Check each line of the listing for the word "screenshot" and give only the number of lines that have it.
((
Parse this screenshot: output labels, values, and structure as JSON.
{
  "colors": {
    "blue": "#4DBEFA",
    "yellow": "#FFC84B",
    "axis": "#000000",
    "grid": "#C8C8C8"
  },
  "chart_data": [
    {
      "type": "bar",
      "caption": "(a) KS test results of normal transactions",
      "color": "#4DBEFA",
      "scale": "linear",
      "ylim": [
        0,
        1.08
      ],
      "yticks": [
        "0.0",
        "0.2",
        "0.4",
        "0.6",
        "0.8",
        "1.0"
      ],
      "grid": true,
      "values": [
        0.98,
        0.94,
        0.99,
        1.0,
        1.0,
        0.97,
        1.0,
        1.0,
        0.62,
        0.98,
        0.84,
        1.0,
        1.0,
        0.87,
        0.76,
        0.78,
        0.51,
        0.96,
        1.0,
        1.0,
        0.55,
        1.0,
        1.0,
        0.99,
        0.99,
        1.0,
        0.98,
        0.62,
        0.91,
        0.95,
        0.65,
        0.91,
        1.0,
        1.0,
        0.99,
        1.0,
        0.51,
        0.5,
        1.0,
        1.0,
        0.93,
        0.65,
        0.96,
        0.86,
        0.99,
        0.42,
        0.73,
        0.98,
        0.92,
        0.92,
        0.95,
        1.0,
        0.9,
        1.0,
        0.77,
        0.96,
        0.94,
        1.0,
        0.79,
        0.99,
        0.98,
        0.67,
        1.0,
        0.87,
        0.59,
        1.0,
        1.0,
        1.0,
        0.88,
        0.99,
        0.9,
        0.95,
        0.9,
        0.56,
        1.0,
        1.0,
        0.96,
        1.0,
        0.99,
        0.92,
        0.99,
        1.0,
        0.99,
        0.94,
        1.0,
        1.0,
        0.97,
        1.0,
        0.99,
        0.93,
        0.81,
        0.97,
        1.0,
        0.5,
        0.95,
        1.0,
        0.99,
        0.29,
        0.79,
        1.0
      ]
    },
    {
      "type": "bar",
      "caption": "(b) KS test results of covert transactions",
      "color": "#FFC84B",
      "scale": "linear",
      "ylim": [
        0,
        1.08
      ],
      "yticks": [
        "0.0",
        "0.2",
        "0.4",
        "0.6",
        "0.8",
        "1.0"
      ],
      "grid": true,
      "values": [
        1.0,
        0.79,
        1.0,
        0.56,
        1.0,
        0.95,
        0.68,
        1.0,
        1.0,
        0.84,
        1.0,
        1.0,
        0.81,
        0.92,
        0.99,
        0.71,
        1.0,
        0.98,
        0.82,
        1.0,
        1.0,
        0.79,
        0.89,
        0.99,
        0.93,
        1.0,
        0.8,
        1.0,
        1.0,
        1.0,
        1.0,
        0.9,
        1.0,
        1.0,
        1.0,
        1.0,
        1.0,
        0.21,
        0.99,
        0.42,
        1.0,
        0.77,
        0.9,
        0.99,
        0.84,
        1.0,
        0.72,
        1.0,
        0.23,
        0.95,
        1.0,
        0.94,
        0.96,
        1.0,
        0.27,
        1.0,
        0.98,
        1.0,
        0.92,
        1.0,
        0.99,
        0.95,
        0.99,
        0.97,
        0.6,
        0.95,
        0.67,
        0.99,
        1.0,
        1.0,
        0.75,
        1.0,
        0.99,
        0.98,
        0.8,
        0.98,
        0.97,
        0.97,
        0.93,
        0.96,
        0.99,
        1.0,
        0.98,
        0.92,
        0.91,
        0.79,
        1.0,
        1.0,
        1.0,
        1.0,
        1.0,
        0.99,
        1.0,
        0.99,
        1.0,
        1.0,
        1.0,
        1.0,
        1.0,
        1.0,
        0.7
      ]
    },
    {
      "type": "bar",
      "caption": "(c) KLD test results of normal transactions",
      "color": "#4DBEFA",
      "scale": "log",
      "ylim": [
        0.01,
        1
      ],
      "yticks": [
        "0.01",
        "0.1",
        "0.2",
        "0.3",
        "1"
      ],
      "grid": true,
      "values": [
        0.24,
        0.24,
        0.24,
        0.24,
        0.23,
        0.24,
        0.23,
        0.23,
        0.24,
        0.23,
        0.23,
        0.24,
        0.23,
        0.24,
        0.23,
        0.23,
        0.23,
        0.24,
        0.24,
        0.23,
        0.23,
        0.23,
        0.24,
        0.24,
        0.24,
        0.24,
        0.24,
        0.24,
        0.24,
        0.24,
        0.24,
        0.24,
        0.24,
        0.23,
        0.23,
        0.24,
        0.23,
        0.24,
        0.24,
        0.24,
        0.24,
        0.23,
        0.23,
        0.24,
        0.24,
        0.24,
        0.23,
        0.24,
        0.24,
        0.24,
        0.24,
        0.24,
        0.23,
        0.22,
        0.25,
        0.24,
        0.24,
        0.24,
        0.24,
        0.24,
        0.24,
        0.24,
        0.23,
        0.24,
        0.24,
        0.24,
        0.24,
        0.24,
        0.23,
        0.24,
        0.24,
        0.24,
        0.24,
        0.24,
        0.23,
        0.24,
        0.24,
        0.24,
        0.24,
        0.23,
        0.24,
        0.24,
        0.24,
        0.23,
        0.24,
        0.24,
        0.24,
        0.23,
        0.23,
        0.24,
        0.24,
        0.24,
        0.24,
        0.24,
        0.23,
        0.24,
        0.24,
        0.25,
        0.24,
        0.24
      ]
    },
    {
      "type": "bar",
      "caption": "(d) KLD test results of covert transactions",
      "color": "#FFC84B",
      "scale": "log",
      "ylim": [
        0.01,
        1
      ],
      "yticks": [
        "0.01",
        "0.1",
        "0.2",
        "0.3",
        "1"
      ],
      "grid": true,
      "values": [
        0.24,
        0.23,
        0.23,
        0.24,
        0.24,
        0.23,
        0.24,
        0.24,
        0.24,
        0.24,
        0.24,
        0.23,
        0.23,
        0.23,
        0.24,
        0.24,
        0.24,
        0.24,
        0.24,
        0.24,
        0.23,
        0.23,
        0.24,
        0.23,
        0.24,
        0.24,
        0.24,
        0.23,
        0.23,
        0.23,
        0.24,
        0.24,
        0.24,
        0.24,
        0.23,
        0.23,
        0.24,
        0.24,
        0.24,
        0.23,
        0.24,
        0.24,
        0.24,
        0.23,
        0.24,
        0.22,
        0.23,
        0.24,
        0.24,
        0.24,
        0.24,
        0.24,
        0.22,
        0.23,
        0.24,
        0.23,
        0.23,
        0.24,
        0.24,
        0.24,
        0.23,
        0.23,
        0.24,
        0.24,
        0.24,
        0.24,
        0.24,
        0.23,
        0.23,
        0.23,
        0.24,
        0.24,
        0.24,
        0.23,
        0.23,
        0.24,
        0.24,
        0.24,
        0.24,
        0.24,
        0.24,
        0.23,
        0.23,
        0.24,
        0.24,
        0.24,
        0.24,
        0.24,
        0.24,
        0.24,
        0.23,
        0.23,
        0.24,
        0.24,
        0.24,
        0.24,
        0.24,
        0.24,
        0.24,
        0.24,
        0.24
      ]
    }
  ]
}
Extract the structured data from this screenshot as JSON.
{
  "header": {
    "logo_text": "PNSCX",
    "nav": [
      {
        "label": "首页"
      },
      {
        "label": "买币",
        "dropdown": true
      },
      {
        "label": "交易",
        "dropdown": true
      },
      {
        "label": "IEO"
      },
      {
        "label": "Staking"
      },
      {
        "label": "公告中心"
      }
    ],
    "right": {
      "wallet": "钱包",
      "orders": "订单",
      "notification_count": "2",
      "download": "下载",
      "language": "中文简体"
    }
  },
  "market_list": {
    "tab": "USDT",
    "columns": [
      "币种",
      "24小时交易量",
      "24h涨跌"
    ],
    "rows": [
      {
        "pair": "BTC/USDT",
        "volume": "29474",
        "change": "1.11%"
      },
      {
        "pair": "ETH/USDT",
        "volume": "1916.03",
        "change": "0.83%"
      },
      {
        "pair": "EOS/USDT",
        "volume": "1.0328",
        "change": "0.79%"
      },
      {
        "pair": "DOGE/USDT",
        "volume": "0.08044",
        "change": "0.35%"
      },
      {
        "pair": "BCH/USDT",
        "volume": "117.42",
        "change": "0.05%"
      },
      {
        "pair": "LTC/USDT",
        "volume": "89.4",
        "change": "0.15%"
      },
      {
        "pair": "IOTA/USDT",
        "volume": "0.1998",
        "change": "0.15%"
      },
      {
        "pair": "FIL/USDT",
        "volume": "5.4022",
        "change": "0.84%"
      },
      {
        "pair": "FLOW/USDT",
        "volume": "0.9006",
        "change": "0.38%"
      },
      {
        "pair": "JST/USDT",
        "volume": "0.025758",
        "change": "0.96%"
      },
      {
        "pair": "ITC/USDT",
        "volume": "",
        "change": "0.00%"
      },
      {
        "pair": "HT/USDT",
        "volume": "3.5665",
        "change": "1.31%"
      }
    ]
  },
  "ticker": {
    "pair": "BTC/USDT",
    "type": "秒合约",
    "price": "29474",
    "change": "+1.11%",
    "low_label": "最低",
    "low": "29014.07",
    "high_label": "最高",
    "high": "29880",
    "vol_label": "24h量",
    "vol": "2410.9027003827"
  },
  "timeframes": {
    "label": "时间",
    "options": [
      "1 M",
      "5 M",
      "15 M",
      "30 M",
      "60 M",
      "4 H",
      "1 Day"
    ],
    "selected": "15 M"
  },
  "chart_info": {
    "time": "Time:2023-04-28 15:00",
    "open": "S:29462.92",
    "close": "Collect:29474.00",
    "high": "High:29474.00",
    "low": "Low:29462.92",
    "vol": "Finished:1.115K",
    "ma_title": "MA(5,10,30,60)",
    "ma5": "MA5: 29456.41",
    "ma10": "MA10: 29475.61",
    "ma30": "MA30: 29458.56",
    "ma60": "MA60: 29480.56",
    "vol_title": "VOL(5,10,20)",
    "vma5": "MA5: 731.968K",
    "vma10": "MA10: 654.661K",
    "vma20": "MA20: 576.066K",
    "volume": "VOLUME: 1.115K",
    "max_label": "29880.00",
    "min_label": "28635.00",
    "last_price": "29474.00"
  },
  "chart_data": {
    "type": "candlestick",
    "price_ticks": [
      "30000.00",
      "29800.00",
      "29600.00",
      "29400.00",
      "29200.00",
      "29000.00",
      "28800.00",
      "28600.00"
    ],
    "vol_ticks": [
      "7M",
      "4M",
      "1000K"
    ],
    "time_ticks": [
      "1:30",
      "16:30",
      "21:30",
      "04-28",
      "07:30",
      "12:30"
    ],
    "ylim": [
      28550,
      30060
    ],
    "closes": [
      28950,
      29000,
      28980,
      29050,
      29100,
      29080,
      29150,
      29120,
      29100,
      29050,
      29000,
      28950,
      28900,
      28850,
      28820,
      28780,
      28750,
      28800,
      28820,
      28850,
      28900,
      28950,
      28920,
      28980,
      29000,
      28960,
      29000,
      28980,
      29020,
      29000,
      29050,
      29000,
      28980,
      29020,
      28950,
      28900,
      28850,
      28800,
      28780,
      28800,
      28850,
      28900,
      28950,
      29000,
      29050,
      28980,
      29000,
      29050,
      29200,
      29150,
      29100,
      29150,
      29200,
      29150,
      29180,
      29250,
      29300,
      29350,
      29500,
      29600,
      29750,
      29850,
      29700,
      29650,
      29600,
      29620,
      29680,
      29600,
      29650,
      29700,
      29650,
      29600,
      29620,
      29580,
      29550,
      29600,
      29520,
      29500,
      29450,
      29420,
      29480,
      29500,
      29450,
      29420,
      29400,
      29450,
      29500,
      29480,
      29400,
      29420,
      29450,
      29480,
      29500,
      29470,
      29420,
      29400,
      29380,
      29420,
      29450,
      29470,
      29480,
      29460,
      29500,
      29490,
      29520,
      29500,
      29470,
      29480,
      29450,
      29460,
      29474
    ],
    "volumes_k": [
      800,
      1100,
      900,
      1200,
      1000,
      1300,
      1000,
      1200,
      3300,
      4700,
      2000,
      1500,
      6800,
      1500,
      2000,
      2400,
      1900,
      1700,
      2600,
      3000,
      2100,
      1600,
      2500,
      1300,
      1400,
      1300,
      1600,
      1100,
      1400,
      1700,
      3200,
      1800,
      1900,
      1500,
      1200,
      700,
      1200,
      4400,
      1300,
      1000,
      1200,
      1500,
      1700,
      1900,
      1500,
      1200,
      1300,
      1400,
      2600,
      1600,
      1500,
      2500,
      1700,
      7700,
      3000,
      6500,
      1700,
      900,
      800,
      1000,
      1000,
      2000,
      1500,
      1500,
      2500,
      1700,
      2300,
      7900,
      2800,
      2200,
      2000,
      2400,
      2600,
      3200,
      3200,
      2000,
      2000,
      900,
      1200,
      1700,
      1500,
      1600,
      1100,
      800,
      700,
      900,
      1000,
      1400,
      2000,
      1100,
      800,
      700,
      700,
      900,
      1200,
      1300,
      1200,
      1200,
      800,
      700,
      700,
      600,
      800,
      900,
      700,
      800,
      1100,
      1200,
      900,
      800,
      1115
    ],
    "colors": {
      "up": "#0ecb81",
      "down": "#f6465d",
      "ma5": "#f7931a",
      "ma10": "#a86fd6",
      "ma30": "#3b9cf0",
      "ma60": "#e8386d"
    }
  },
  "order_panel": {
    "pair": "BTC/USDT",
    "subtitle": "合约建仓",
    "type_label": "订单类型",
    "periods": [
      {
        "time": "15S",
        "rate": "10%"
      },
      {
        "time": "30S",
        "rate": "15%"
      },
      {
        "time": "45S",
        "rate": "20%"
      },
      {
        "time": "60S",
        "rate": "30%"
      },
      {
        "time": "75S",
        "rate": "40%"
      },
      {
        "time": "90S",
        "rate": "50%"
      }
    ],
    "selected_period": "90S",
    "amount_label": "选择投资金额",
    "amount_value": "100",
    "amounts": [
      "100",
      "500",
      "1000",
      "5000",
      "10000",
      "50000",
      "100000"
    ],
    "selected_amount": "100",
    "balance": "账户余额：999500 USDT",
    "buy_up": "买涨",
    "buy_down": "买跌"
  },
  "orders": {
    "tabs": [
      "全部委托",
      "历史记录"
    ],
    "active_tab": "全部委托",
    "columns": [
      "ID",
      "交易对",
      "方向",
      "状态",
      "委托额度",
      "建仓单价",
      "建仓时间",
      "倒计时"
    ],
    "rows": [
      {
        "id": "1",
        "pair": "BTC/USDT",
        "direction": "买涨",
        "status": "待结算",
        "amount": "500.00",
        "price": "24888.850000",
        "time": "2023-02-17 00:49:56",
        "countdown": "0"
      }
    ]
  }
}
))
# ANSWER TO THE TASK:
2